▶ _Task objective_: Take the entries below and reproduce them word for word.
____ The data
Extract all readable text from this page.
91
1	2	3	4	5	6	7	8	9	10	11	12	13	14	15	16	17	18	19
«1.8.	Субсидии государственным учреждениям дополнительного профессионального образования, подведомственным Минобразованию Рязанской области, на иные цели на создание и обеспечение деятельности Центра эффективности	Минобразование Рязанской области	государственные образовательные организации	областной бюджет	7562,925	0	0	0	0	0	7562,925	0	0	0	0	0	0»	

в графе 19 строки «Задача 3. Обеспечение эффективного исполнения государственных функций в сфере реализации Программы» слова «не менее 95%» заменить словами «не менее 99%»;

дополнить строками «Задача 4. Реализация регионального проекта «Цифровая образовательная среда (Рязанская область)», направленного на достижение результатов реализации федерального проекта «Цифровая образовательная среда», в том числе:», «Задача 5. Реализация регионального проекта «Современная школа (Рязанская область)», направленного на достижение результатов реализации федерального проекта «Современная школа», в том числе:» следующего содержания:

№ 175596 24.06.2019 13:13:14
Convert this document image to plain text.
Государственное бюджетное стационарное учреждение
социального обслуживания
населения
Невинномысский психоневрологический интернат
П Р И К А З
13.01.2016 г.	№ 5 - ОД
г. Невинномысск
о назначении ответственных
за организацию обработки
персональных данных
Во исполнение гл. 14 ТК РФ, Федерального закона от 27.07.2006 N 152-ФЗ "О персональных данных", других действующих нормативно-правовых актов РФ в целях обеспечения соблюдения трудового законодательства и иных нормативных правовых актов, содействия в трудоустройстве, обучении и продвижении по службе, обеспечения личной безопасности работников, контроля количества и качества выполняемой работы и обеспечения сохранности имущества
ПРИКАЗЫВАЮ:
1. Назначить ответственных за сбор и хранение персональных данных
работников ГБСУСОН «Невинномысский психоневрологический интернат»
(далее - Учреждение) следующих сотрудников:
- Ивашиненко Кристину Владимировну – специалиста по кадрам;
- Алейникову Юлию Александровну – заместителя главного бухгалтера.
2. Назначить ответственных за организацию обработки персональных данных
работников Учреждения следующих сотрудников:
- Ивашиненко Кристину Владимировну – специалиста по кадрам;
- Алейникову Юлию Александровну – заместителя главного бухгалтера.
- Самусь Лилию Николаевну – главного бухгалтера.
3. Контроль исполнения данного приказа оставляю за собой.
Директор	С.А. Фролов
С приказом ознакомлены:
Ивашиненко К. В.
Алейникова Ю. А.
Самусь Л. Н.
________
▶ _Complete answer_:
Extract all readable text from this page.
91
1	2	3	4	5	6	7	8	9	10	11	12	13	14	15	16	17	18	19
«1.8.	Субсидии государственным учреждениям дополнительного профессионального образования, подведомственным Минобразованию Рязанской области, на иные цели на создание и обеспечение деятельности Центра эффективности	Минобразование Рязанской области	государственные образовательные организации	областной бюджет	7562,925	0	0	0	0	0	7562,925	0	0	0	0	0	0»	

в графе 19 строки «Задача 3. Обеспечение эффективного исполнения государственных функций в сфере реализации Программы» слова «не менее 95%» заменить словами «не менее 99%»;

дополнить строками «Задача 4. Реализация регионального проекта «Цифровая образовательная среда (Рязанская область)», направленного на достижение результатов реализации федерального проекта «Цифровая образовательная среда», в том числе:», «Задача 5. Реализация регионального проекта «Современная школа (Рязанская область)», направленного на достижение результатов реализации федерального проекта «Современная школа», в том числе:» следующего содержания:

№ 175596 24.06.2019 13:13:14
Convert this document image to plain text.
Государственное бюджетное стационарное учреждение
социального обслуживания
населения
Невинномысский психоневрологический интернат
П Р И К А З
13.01.2016 г.	№ 5 - ОД
г. Невинномысск
о назначении ответственных
за организацию обработки
персональных данных
Во исполнение гл. 14 ТК РФ, Федерального закона от 27.07.2006 N 152-ФЗ "О персональных данных", других действующих нормативно-правовых актов РФ в целях обеспечения соблюдения трудового законодательства и иных нормативных правовых актов, содействия в трудоустройстве, обучении и продвижении по службе, обеспечения личной безопасности работников, контроля количества и качества выполняемой работы и обеспечения сохранности имущества
ПРИКАЗЫВАЮ:
1. Назначить ответственных за сбор и хранение персональных данных
работников ГБСУСОН «Невинномысский психоневрологический интернат»
(далее - Учреждение) следующих сотрудников:
- Ивашиненко Кристину Владимировну – специалиста по кадрам;
- Алейникову Юлию Александровну – заместителя главного бухгалтера.
2. Назначить ответственных за организацию обработки персональных данных
работников Учреждения следующих сотрудников:
- Ивашиненко Кристину Владимировну – специалиста по кадрам;
- Алейникову Юлию Александровну – заместителя главного бухгалтера.
- Самусь Лилию Николаевну – главного бухгалтера.
3. Контроль исполнения данного приказа оставляю за собой.
Директор	С.А. Фролов
С приказом ознакомлены:
Ивашиненко К. В.
Алейникова Ю. А.
Самусь Л. Н.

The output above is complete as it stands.